_WRITTEN INSTRUCTION_
In the material below, identify each line bearing the word "price". Reproduce those lines.

_SOURCE RECORDS_
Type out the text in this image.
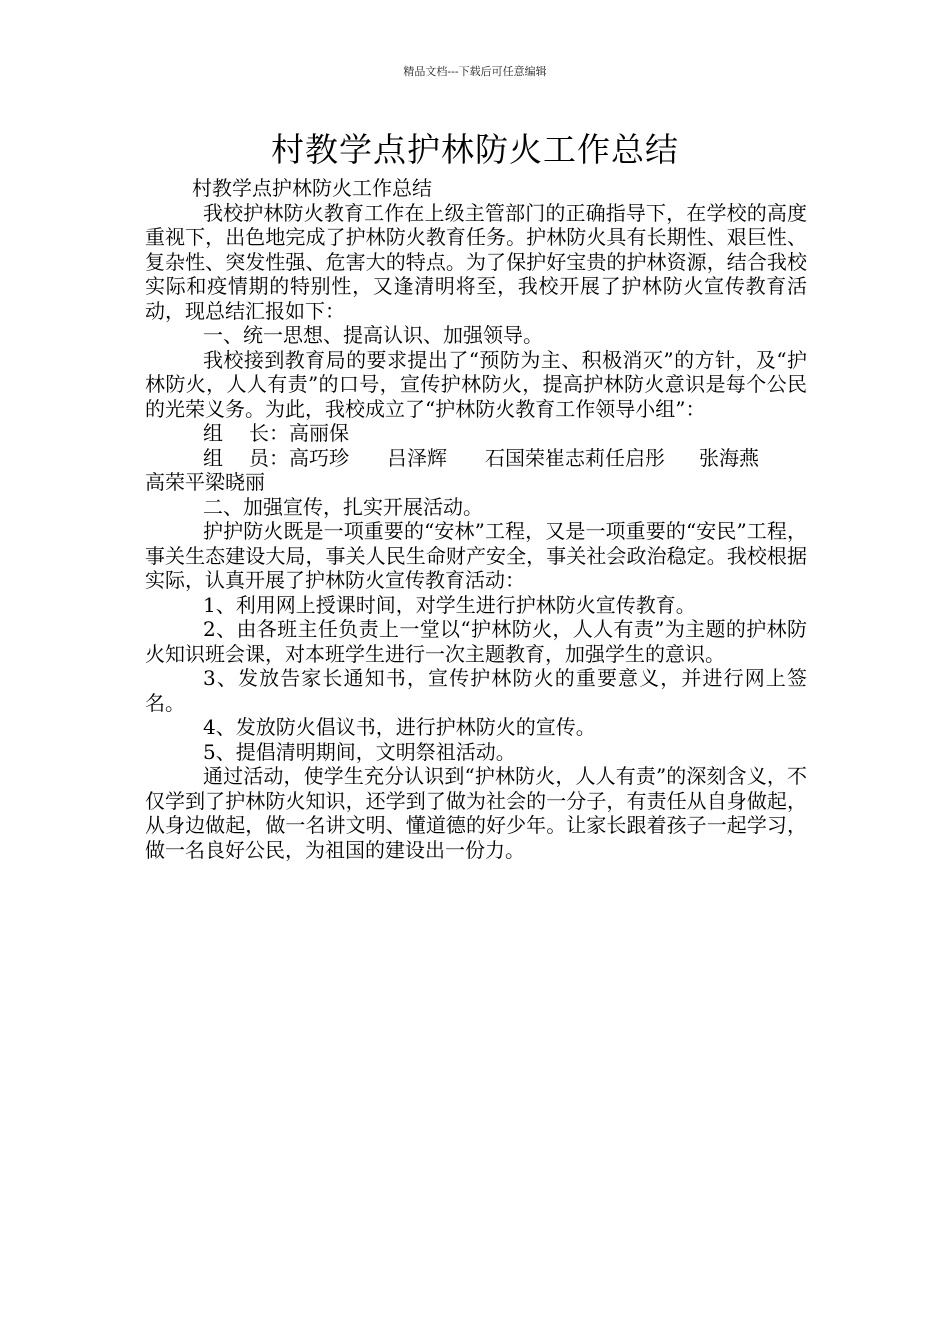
精品文档---下载后可任意编辑
村教学点护林防火工作总结

村教学点护林防火工作总结

我校护林防火教育工作在上级主管部门的正确指导下，在学校的高度重视下，出色地完成了护林防火教育任务。护林防火具有长期性、艰巨性、复杂性、突发性强、危害大的特点。为了保护好宝贵的护林资源，结合我校实际和疫情期的特别性，又逢清明将至，我校开展了护林防火宣传教育活动，现总结汇报如下：

一、统一思想、提高认识、加强领导。

我校接到教育局的要求提出了“预防为主、积极消灭”的方针，及“护林防火，人人有责”的口号，宣传护林防火，提高护林防火意识是每个公民的光荣义务。为此，我校成立了“护林防火教育工作领导小组”：

组 长：高丽保

组 员：高巧珍 吕泽辉 石国荣崔志莉任启彤 张海燕
高荣平梁晓丽

二、加强宣传，扎实开展活动。

护护防火既是一项重要的“安林”工程，又是一项重要的“安民”工程，事关生态建设大局，事关人民生命财产安全，事关社会政治稳定。我校根据实际，认真开展了护林防火宣传教育活动：

1、利用网上授课时间，对学生进行护林防火宣传教育。

2、由各班主任负责上一堂以“护林防火，人人有责”为主题的护林防火知识班会课，对本班学生进行一次主题教育，加强学生的意识。

3、发放告家长通知书，宣传护林防火的重要意义，并进行网上签名。

4、发放防火倡议书，进行护林防火的宣传。

5、提倡清明期间，文明祭祖活动。

通过活动，使学生充分认识到“护林防火，人人有责”的深刻含义，不仅学到了护林防火知识，还学到了做为社会的一分子，有责任从自身做起，从身边做起，做一名讲文明、懂道德的好少年。让家长跟着孩子一起学习，做一名良好公民，为祖国的建设出一份力。
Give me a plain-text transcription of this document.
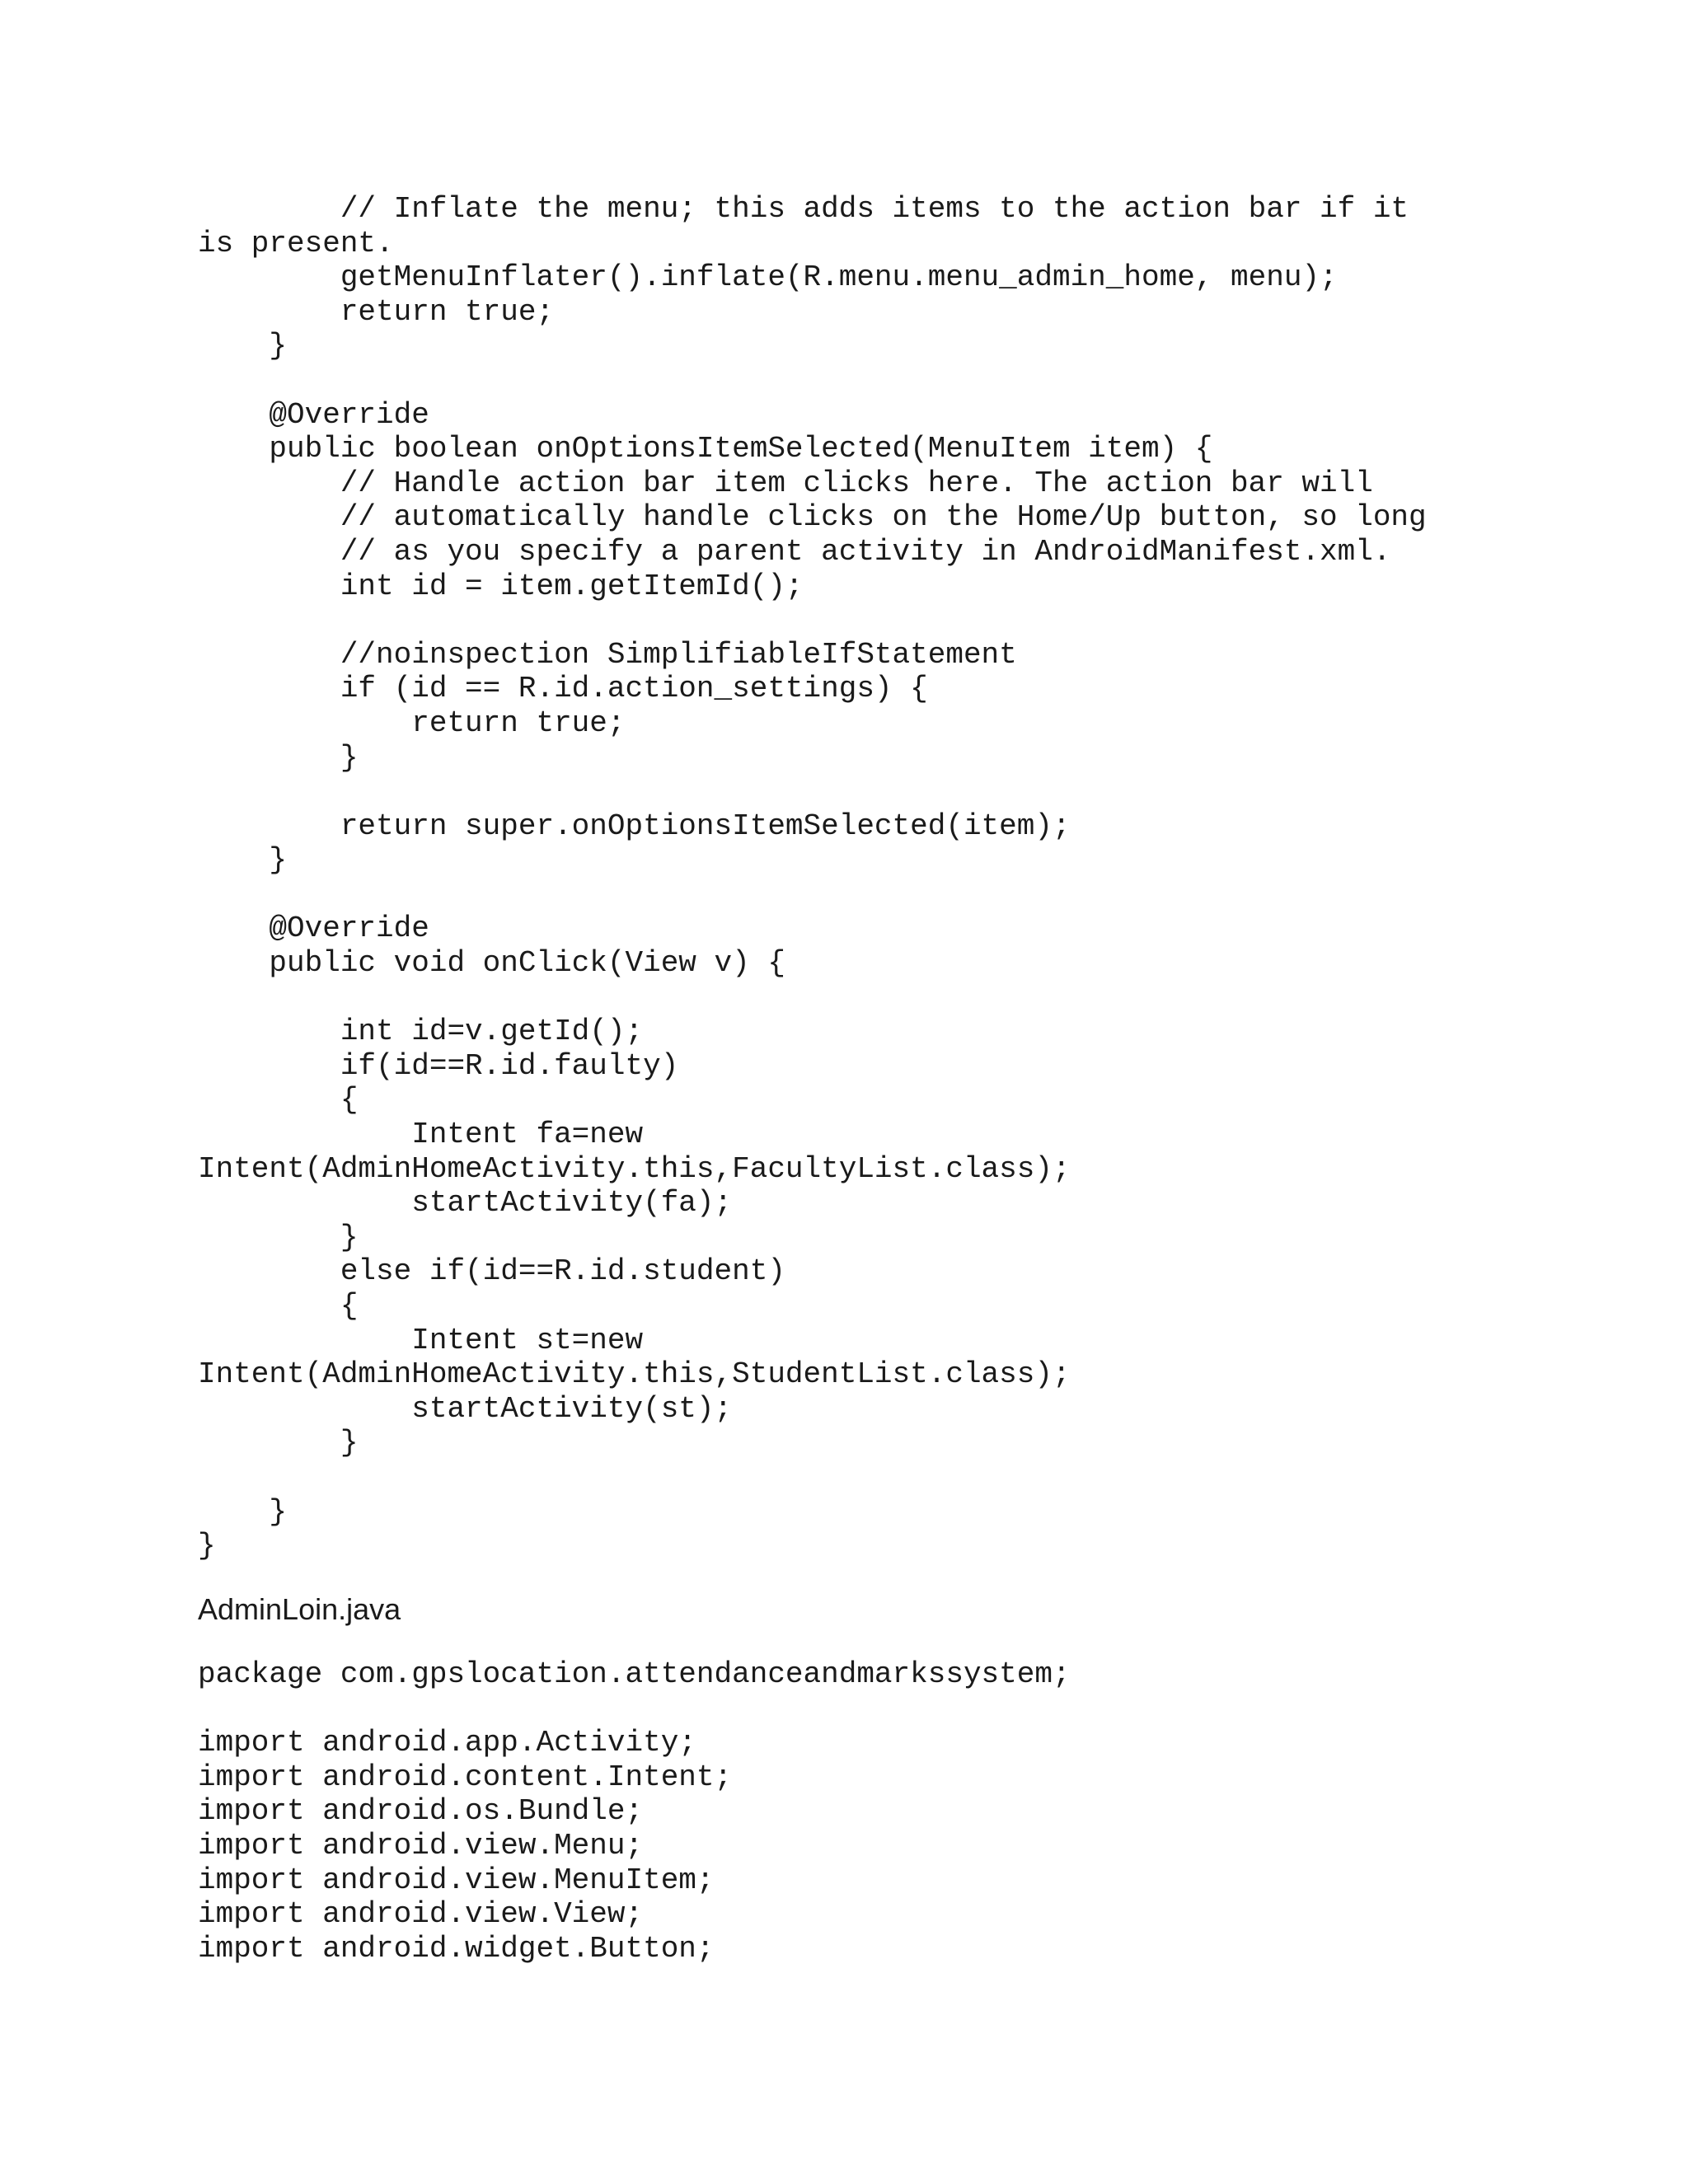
// Inflate the menu; this adds items to the action bar if it
is present.
getMenuInflater().inflate(R.menu.menu_admin_home, menu);
return true;
}
@Override
public boolean onOptionsItemSelected(MenuItem item) {
// Handle action bar item clicks here. The action bar will
// automatically handle clicks on the Home/Up button, so long
// as you specify a parent activity in AndroidManifest.xml.
int id = item.getItemId();
//noinspection SimplifiableIfStatement
if (id == R.id.action_settings) {
return true;
}
return super.onOptionsItemSelected(item);
}
@Override
public void onClick(View v) {
int id=v.getId();
if(id==R.id.faulty)
{
Intent fa=new
Intent(AdminHomeActivity.this,FacultyList.class);
startActivity(fa);
}
else if(id==R.id.student)
{
Intent st=new
Intent(AdminHomeActivity.this,StudentList.class);
startActivity(st);
}
}
}
AdminLoin.java
package com.gpslocation.attendanceandmarkssystem;
import android.app.Activity;
import android.content.Intent;
import android.os.Bundle;
import android.view.Menu;
import android.view.MenuItem;
import android.view.View;
import android.widget.Button;
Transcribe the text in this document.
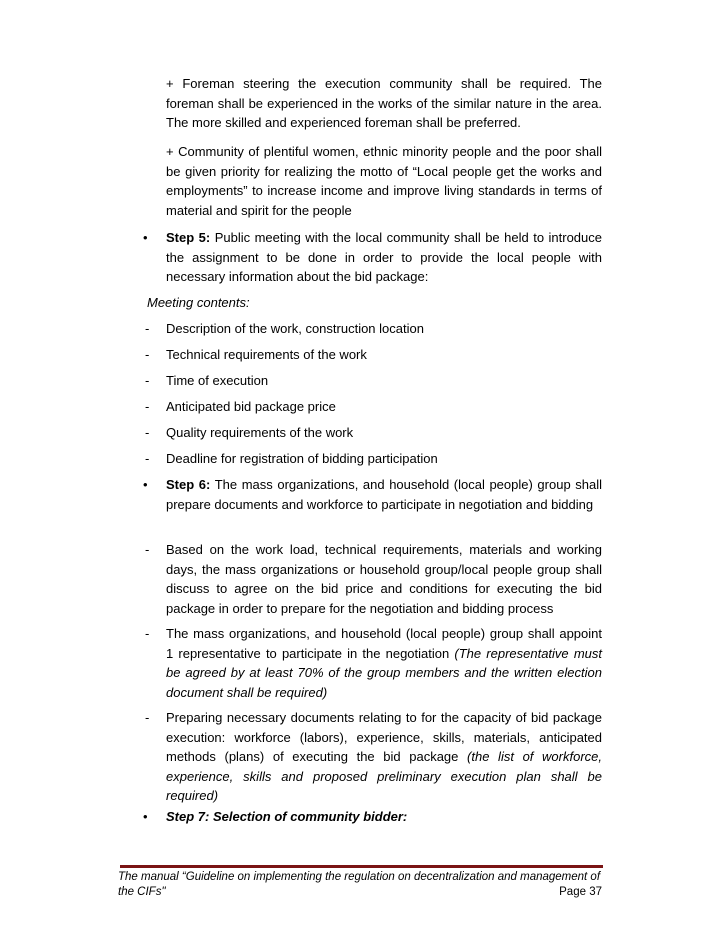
+ Foreman steering the execution community shall be required. The foreman shall be experienced in the works of the similar nature in the area. The more skilled and experienced foreman shall be preferred.
+ Community of plentiful women, ethnic minority people and the poor shall be given priority for realizing the motto of “Local people get the works and employments” to increase income and improve living standards in terms of material and spirit for the people
• Step 5: Public meeting with the local community shall be held to introduce the assignment to be done in order to provide the local people with necessary information about the bid package:
Meeting contents:
- Description of the work, construction location
- Technical requirements of the work
- Time of execution
- Anticipated bid package price
- Quality requirements of the work
- Deadline for registration of bidding participation
• Step 6: The mass organizations, and household (local people) group shall prepare documents and workforce to participate in negotiation and bidding
- Based on the work load, technical requirements, materials and working days, the mass organizations or household group/local people group shall discuss to agree on the bid price and conditions for executing the bid package in order to prepare for the negotiation and bidding process
- The mass organizations, and household (local people) group shall appoint 1 representative to participate in the negotiation (The representative must be agreed by at least 70% of the group members and the written election document shall be required)
- Preparing necessary documents relating to for the capacity of bid package execution: workforce (labors), experience, skills, materials, anticipated methods (plans) of executing the bid package (the list of workforce, experience, skills and proposed preliminary execution plan shall be required)
• Step 7: Selection of community bidder:
The manual “Guideline on implementing the regulation on decentralization and management of the CIFs"	Page 37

_CORRECT OUTPUT_
- Anticipated bid package price
- Based on the work load, technical requirements, materials and working days, the mass organizations or household group/local people group shall discuss to agree on the bid price and conditions for executing the bid package in order to prepare for the negotiation and bidding process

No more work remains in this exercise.